◆ **REQUEST**: Transcribe the entries word for word, starting at the first entry and ending at the one that contains "y-tick-label: 4.0 [22, 60, 42, 73]", with both of these included.

◆ **EXERCISE DATA**:
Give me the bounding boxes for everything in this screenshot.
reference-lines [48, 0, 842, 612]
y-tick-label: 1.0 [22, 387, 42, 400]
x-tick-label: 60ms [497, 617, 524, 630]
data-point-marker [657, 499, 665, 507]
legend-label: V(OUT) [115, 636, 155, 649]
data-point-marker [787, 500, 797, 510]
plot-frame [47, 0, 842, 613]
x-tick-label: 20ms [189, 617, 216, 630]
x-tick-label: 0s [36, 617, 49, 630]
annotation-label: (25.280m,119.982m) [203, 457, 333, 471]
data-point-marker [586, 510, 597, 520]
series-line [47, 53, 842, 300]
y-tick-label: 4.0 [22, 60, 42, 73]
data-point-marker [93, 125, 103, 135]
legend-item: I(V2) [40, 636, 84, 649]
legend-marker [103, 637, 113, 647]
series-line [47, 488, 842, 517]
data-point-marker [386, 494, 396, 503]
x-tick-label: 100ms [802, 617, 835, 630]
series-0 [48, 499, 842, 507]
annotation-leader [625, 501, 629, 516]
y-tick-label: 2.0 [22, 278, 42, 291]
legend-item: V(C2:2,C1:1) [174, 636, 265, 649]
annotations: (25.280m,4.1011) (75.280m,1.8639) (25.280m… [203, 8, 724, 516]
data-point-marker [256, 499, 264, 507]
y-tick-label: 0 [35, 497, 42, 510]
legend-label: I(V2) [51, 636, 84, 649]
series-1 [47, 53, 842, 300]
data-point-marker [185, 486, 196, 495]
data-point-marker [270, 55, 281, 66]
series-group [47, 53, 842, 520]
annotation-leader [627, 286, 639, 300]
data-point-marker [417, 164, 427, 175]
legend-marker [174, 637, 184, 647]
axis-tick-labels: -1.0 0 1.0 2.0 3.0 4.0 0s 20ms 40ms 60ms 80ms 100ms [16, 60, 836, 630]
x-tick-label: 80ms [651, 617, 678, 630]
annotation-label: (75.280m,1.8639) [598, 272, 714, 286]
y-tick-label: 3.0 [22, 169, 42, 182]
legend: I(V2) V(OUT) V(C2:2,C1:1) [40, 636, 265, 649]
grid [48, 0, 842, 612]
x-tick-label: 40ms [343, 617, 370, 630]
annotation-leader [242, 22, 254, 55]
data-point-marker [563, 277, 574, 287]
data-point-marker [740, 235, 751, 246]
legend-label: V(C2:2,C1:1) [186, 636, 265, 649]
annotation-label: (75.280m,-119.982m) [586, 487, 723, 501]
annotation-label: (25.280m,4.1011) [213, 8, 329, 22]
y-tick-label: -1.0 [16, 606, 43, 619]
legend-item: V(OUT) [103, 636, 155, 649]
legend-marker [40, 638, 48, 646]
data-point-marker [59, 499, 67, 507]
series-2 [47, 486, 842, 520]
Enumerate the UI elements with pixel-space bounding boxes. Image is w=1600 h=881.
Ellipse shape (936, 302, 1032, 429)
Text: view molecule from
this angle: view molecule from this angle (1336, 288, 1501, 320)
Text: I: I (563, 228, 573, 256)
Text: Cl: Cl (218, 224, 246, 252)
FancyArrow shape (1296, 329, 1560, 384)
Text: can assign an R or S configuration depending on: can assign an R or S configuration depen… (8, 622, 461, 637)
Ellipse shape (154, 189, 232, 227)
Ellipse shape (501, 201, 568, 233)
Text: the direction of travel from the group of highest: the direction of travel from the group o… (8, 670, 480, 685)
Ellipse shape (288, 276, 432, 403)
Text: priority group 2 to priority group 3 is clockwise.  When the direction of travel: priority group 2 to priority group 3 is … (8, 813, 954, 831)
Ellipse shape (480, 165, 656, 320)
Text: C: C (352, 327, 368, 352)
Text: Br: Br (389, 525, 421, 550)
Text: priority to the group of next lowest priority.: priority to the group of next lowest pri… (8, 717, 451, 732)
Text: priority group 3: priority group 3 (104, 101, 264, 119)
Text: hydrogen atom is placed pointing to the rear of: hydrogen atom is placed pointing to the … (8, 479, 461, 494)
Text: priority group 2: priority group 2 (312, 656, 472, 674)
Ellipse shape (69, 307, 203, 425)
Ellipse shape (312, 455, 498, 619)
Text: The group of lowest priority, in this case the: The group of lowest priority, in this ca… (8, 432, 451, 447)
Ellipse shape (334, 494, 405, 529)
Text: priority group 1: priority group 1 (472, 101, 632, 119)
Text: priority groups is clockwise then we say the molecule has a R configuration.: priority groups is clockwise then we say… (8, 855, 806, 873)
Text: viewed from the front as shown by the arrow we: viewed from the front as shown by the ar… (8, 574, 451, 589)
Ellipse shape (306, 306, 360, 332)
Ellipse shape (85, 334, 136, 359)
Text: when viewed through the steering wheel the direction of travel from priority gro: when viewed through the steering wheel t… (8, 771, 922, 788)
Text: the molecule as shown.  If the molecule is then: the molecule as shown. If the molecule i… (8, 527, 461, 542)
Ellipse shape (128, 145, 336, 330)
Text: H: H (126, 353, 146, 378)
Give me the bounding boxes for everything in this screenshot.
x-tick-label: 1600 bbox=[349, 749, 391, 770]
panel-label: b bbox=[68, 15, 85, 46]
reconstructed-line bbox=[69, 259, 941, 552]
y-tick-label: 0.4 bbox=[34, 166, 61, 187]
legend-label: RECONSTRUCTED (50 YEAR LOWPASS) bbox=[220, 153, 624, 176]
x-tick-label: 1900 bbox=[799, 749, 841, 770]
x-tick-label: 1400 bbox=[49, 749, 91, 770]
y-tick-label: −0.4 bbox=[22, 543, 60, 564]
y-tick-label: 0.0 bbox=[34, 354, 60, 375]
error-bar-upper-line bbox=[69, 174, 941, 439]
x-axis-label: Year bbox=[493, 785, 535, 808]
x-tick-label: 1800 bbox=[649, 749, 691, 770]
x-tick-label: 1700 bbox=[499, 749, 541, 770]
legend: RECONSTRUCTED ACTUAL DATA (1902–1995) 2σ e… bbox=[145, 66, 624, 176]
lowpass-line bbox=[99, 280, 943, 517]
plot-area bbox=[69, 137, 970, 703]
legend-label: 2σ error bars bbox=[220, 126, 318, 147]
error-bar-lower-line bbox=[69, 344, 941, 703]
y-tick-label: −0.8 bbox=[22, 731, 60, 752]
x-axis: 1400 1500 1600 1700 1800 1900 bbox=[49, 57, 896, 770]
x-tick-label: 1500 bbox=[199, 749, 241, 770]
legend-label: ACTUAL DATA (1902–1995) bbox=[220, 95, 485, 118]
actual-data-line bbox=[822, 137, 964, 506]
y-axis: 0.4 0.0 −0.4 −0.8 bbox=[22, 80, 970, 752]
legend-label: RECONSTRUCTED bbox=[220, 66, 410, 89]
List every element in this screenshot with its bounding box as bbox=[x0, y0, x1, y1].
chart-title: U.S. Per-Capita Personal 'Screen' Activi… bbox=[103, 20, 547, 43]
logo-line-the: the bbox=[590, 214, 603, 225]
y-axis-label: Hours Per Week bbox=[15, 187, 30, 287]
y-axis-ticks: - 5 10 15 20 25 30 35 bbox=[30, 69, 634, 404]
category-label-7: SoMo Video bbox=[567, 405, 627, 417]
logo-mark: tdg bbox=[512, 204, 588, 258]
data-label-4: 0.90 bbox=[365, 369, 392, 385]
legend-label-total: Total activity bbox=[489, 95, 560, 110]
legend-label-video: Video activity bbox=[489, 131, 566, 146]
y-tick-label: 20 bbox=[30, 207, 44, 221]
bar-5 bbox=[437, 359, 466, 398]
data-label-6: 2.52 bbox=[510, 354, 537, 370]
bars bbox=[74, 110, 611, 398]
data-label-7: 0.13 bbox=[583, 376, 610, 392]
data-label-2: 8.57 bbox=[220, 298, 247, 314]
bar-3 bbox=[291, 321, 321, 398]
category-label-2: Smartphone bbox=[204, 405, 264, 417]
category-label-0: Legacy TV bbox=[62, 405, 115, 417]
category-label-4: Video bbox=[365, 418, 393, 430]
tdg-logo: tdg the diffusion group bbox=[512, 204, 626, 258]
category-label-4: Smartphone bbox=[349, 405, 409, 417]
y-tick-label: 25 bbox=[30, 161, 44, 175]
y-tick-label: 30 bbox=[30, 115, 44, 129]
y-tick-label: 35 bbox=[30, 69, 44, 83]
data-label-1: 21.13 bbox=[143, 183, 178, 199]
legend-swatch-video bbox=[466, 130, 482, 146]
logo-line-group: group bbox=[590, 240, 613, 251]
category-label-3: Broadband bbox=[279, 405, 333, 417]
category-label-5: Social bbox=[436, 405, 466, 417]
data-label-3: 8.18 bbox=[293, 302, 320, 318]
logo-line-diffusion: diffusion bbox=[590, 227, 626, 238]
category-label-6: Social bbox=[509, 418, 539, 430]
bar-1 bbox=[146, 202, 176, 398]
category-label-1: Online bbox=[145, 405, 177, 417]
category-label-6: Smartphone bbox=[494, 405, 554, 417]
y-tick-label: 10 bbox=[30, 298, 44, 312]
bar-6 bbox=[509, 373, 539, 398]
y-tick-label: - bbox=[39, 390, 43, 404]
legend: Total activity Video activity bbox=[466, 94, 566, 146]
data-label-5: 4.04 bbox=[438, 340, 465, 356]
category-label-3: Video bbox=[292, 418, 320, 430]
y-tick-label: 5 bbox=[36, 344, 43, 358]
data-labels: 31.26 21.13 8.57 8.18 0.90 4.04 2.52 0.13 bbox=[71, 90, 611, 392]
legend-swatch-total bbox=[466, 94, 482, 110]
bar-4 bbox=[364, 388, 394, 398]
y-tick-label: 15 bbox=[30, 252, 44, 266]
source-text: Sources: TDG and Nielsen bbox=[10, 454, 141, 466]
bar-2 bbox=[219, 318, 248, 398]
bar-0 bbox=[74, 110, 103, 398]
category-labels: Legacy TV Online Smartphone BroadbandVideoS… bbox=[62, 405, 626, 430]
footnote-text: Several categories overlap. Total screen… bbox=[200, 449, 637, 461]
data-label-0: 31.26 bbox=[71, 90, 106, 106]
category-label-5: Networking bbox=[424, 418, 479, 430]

◆ **SOLVED EXERCISE**:
Give me the bounding boxes for everything in this screenshot.
reference-lines [48, 0, 842, 612]
y-tick-label: 1.0 [22, 387, 42, 400]
x-tick-label: 60ms [497, 617, 524, 630]
data-point-marker [657, 499, 665, 507]
legend-label: V(OUT) [115, 636, 155, 649]
data-point-marker [787, 500, 797, 510]
plot-frame [47, 0, 842, 613]
x-tick-label: 20ms [189, 617, 216, 630]
x-tick-label: 0s [36, 617, 49, 630]
annotation-label: (25.280m,119.982m) [203, 457, 333, 471]
data-point-marker [586, 510, 597, 520]
series-line [47, 53, 842, 300]
y-tick-label: 4.0 [22, 60, 42, 73]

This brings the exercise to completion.